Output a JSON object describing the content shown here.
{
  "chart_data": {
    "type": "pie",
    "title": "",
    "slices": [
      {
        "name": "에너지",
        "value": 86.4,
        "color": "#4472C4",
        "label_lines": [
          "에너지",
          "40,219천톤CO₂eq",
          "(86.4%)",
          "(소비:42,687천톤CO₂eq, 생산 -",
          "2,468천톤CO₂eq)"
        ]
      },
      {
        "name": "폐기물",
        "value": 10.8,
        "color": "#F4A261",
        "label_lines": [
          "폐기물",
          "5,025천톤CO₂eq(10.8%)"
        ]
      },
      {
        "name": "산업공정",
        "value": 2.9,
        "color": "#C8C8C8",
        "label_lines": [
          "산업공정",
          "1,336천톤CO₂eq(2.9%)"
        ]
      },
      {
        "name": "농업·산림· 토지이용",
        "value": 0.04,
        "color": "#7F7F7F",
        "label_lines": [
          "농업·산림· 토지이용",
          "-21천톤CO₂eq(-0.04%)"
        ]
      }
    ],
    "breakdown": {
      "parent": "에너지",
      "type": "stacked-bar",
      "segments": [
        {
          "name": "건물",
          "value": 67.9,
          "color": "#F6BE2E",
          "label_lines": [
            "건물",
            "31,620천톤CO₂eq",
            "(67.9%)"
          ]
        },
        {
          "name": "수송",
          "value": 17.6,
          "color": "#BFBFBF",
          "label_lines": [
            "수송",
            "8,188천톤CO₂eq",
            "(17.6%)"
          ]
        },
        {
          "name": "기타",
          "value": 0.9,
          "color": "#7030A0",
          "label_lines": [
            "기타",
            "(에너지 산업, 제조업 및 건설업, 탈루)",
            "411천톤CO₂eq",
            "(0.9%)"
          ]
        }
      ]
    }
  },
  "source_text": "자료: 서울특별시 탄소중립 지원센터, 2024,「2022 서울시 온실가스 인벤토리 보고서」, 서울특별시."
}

_Aim_.
All of the data needs to be reproduced exactly, with no line missing.

_Solution to this task_.
Output a JSON object describing the content shown here.
{
  "chart_data": {
    "type": "pie",
    "title": "",
    "slices": [
      {
        "name": "에너지",
        "value": 86.4,
        "color": "#4472C4",
        "label_lines": [
          "에너지",
          "40,219천톤CO₂eq",
          "(86.4%)",
          "(소비:42,687천톤CO₂eq, 생산 -",
          "2,468천톤CO₂eq)"
        ]
      },
      {
        "name": "폐기물",
        "value": 10.8,
        "color": "#F4A261",
        "label_lines": [
          "폐기물",
          "5,025천톤CO₂eq(10.8%)"
        ]
      },
      {
        "name": "산업공정",
        "value": 2.9,
        "color": "#C8C8C8",
        "label_lines": [
          "산업공정",
          "1,336천톤CO₂eq(2.9%)"
        ]
      },
      {
        "name": "농업·산림· 토지이용",
        "value": 0.04,
        "color": "#7F7F7F",
        "label_lines": [
          "농업·산림· 토지이용",
          "-21천톤CO₂eq(-0.04%)"
        ]
      }
    ],
    "breakdown": {
      "parent": "에너지",
      "type": "stacked-bar",
      "segments": [
        {
          "name": "건물",
          "value": 67.9,
          "color": "#F6BE2E",
          "label_lines": [
            "건물",
            "31,620천톤CO₂eq",
            "(67.9%)"
          ]
        },
        {
          "name": "수송",
          "value": 17.6,
          "color": "#BFBFBF",
          "label_lines": [
            "수송",
            "8,188천톤CO₂eq",
            "(17.6%)"
          ]
        },
        {
          "name": "기타",
          "value": 0.9,
          "color": "#7030A0",
          "label_lines": [
            "기타",
            "(에너지 산업, 제조업 및 건설업, 탈루)",
            "411천톤CO₂eq",
            "(0.9%)"
          ]
        }
      ]
    }
  },
  "source_text": "자료: 서울특별시 탄소중립 지원센터, 2024,「2022 서울시 온실가스 인벤토리 보고서」, 서울특별시."
}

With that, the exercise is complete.